SUPPLIED INFORMATION –
+++
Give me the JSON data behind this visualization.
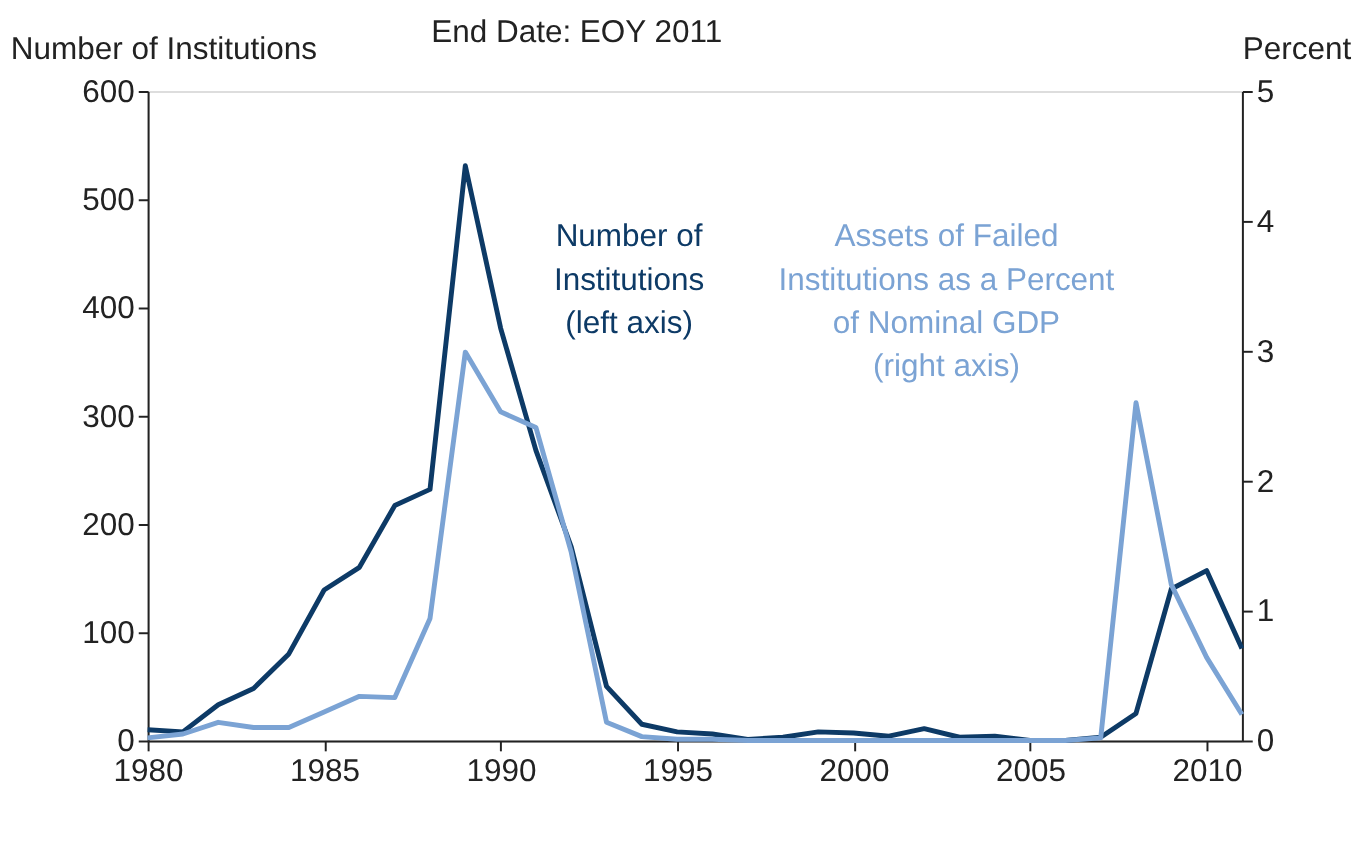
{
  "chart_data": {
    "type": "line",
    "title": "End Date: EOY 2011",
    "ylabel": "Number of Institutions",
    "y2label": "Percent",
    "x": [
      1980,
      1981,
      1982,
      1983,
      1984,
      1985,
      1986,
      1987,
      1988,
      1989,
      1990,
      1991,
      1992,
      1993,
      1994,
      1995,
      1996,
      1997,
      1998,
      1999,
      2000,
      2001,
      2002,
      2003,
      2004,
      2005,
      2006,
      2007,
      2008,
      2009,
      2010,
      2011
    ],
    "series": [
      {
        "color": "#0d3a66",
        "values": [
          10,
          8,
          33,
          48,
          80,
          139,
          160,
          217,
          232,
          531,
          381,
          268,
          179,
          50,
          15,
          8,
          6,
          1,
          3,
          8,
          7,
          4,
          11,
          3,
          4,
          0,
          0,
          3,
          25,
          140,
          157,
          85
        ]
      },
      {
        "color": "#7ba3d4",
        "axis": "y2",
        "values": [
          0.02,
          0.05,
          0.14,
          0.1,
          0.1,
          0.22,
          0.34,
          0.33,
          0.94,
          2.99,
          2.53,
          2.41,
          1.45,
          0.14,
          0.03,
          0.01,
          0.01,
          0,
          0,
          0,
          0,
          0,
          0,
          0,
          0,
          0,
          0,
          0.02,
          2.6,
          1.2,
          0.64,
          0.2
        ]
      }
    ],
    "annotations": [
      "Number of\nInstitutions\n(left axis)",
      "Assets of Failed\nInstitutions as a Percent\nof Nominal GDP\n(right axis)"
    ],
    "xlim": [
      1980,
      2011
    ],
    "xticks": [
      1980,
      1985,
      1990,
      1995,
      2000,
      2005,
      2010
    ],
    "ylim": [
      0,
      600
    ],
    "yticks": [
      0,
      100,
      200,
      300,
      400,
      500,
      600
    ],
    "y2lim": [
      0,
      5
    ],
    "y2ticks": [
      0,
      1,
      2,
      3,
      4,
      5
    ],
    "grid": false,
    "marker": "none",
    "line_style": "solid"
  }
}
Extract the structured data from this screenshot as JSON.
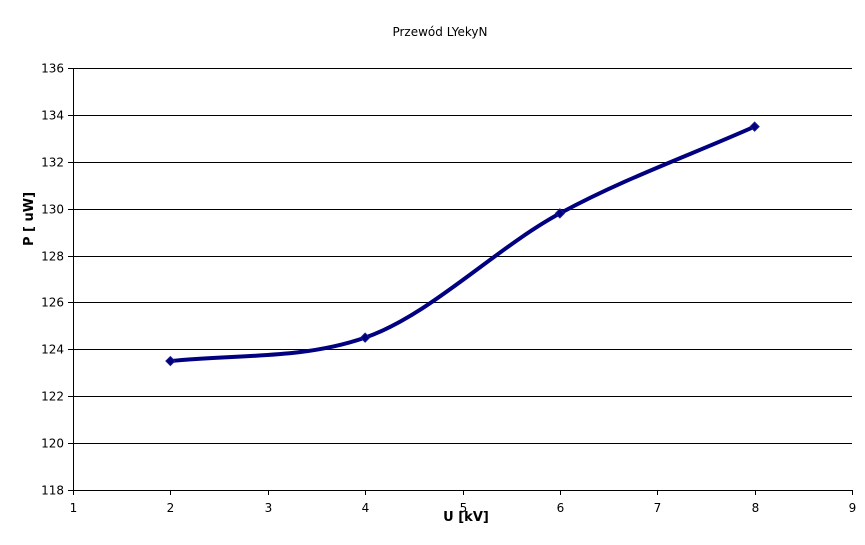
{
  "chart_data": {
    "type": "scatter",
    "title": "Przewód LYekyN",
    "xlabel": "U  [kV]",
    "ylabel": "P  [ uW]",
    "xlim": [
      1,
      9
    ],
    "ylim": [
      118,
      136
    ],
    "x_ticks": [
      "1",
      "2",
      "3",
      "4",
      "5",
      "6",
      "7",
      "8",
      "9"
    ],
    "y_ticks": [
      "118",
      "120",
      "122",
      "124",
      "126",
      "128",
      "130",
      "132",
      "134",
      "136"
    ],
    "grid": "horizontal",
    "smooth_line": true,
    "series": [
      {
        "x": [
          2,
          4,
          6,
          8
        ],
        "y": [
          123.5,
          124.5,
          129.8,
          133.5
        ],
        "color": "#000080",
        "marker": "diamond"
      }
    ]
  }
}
+++
WHAT IS REQUIRED – Track down every line with the word "Percent" and copy it.

FINISHED ANSWER –
    "y2label": "Percent",
      "Assets of Failed\nInstitutions as a Percent\nof Nominal GDP\n(right axis)"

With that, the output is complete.